### AIM OF THE EXERCISE
Transcribe the listing word for word.

### SUPPLIED RECORDS
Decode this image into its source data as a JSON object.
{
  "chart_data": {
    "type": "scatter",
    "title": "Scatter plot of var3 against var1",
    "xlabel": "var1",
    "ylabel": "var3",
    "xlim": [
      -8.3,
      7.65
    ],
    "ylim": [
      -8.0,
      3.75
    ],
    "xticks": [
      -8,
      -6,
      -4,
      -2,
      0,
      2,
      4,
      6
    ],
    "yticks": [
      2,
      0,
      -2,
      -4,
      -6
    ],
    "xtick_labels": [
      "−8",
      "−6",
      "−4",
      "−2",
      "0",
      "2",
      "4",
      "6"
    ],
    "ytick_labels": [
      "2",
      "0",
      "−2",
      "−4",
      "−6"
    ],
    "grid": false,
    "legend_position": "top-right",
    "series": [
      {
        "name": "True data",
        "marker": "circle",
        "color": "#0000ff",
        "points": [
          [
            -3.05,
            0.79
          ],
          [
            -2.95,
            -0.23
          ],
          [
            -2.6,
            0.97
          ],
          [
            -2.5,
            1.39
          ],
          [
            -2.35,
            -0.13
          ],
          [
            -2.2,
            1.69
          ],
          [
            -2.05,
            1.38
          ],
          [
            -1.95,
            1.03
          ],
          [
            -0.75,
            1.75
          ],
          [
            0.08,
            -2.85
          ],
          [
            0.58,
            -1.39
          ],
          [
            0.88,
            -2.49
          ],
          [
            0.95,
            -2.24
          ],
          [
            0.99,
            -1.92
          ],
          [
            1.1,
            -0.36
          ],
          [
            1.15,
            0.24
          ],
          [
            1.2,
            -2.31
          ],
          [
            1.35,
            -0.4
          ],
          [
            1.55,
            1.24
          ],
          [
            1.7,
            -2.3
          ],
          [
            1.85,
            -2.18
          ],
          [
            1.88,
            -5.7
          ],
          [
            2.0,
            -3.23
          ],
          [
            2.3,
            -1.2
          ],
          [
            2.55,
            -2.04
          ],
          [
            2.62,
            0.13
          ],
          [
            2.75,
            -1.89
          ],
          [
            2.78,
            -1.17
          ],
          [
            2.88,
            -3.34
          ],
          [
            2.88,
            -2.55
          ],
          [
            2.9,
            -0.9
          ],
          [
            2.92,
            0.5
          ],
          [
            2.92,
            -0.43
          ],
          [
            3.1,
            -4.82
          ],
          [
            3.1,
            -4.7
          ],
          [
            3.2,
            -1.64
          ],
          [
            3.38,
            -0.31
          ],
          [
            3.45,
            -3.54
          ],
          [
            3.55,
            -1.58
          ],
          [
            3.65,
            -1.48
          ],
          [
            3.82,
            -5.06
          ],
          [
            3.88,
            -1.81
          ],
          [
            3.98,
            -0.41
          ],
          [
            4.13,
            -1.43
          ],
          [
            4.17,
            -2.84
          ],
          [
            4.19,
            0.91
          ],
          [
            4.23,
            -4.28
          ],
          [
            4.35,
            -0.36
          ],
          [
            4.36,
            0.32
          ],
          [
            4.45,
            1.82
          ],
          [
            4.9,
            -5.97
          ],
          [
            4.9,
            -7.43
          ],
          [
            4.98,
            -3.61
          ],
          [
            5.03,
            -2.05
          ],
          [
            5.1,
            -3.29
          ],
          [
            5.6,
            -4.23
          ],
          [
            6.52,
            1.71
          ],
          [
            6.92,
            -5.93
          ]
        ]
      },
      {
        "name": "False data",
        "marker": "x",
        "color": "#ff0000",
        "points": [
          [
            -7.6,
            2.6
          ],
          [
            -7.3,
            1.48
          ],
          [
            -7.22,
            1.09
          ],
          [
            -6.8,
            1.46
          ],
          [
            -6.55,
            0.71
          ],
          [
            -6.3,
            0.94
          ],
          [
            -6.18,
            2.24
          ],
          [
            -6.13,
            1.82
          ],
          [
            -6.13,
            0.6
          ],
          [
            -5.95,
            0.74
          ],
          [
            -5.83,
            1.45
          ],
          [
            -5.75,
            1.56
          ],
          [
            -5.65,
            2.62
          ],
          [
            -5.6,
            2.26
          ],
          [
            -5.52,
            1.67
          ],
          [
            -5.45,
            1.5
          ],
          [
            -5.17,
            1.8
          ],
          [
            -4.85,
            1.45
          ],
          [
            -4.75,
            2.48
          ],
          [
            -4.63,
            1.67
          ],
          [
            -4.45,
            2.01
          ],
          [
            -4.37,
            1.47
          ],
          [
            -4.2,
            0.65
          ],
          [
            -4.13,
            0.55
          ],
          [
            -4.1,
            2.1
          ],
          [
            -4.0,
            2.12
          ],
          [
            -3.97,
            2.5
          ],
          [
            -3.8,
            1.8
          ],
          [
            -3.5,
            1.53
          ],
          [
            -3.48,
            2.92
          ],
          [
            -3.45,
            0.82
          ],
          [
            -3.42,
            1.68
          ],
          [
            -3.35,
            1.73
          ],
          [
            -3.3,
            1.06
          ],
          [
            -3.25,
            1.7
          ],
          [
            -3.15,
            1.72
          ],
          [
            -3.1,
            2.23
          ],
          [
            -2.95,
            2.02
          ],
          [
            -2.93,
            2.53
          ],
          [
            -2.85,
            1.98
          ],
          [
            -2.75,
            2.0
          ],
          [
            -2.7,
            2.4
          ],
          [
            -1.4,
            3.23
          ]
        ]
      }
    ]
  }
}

### TASK RESPONSE
Decode this image into its source data as a JSON object.
{
  "chart_data": {
    "type": "scatter",
    "title": "Scatter plot of var3 against var1",
    "xlabel": "var1",
    "ylabel": "var3",
    "xlim": [
      -8.3,
      7.65
    ],
    "ylim": [
      -8.0,
      3.75
    ],
    "xticks": [
      -8,
      -6,
      -4,
      -2,
      0,
      2,
      4,
      6
    ],
    "yticks": [
      2,
      0,
      -2,
      -4,
      -6
    ],
    "xtick_labels": [
      "−8",
      "−6",
      "−4",
      "−2",
      "0",
      "2",
      "4",
      "6"
    ],
    "ytick_labels": [
      "2",
      "0",
      "−2",
      "−4",
      "−6"
    ],
    "grid": false,
    "legend_position": "top-right",
    "series": [
      {
        "name": "True data",
        "marker": "circle",
        "color": "#0000ff",
        "points": [
          [
            -3.05,
            0.79
          ],
          [
            -2.95,
            -0.23
          ],
          [
            -2.6,
            0.97
          ],
          [
            -2.5,
            1.39
          ],
          [
            -2.35,
            -0.13
          ],
          [
            -2.2,
            1.69
          ],
          [
            -2.05,
            1.38
          ],
          [
            -1.95,
            1.03
          ],
          [
            -0.75,
            1.75
          ],
          [
            0.08,
            -2.85
          ],
          [
            0.58,
            -1.39
          ],
          [
            0.88,
            -2.49
          ],
          [
            0.95,
            -2.24
          ],
          [
            0.99,
            -1.92
          ],
          [
            1.1,
            -0.36
          ],
          [
            1.15,
            0.24
          ],
          [
            1.2,
            -2.31
          ],
          [
            1.35,
            -0.4
          ],
          [
            1.55,
            1.24
          ],
          [
            1.7,
            -2.3
          ],
          [
            1.85,
            -2.18
          ],
          [
            1.88,
            -5.7
          ],
          [
            2.0,
            -3.23
          ],
          [
            2.3,
            -1.2
          ],
          [
            2.55,
            -2.04
          ],
          [
            2.62,
            0.13
          ],
          [
            2.75,
            -1.89
          ],
          [
            2.78,
            -1.17
          ],
          [
            2.88,
            -3.34
          ],
          [
            2.88,
            -2.55
          ],
          [
            2.9,
            -0.9
          ],
          [
            2.92,
            0.5
          ],
          [
            2.92,
            -0.43
          ],
          [
            3.1,
            -4.82
          ],
          [
            3.1,
            -4.7
          ],
          [
            3.2,
            -1.64
          ],
          [
            3.38,
            -0.31
          ],
          [
            3.45,
            -3.54
          ],
          [
            3.55,
            -1.58
          ],
          [
            3.65,
            -1.48
          ],
          [
            3.82,
            -5.06
          ],
          [
            3.88,
            -1.81
          ],
          [
            3.98,
            -0.41
          ],
          [
            4.13,
            -1.43
          ],
          [
            4.17,
            -2.84
          ],
          [
            4.19,
            0.91
          ],
          [
            4.23,
            -4.28
          ],
          [
            4.35,
            -0.36
          ],
          [
            4.36,
            0.32
          ],
          [
            4.45,
            1.82
          ],
          [
            4.9,
            -5.97
          ],
          [
            4.9,
            -7.43
          ],
          [
            4.98,
            -3.61
          ],
          [
            5.03,
            -2.05
          ],
          [
            5.1,
            -3.29
          ],
          [
            5.6,
            -4.23
          ],
          [
            6.52,
            1.71
          ],
          [
            6.92,
            -5.93
          ]
        ]
      },
      {
        "name": "False data",
        "marker": "x",
        "color": "#ff0000",
        "points": [
          [
            -7.6,
            2.6
          ],
          [
            -7.3,
            1.48
          ],
          [
            -7.22,
            1.09
          ],
          [
            -6.8,
            1.46
          ],
          [
            -6.55,
            0.71
          ],
          [
            -6.3,
            0.94
          ],
          [
            -6.18,
            2.24
          ],
          [
            -6.13,
            1.82
          ],
          [
            -6.13,
            0.6
          ],
          [
            -5.95,
            0.74
          ],
          [
            -5.83,
            1.45
          ],
          [
            -5.75,
            1.56
          ],
          [
            -5.65,
            2.62
          ],
          [
            -5.6,
            2.26
          ],
          [
            -5.52,
            1.67
          ],
          [
            -5.45,
            1.5
          ],
          [
            -5.17,
            1.8
          ],
          [
            -4.85,
            1.45
          ],
          [
            -4.75,
            2.48
          ],
          [
            -4.63,
            1.67
          ],
          [
            -4.45,
            2.01
          ],
          [
            -4.37,
            1.47
          ],
          [
            -4.2,
            0.65
          ],
          [
            -4.13,
            0.55
          ],
          [
            -4.1,
            2.1
          ],
          [
            -4.0,
            2.12
          ],
          [
            -3.97,
            2.5
          ],
          [
            -3.8,
            1.8
          ],
          [
            -3.5,
            1.53
          ],
          [
            -3.48,
            2.92
          ],
          [
            -3.45,
            0.82
          ],
          [
            -3.42,
            1.68
          ],
          [
            -3.35,
            1.73
          ],
          [
            -3.3,
            1.06
          ],
          [
            -3.25,
            1.7
          ],
          [
            -3.15,
            1.72
          ],
          [
            -3.1,
            2.23
          ],
          [
            -2.95,
            2.02
          ],
          [
            -2.93,
            2.53
          ],
          [
            -2.85,
            1.98
          ],
          [
            -2.75,
            2.0
          ],
          [
            -2.7,
            2.4
          ],
          [
            -1.4,
            3.23
          ]
        ]
      }
    ]
  }
}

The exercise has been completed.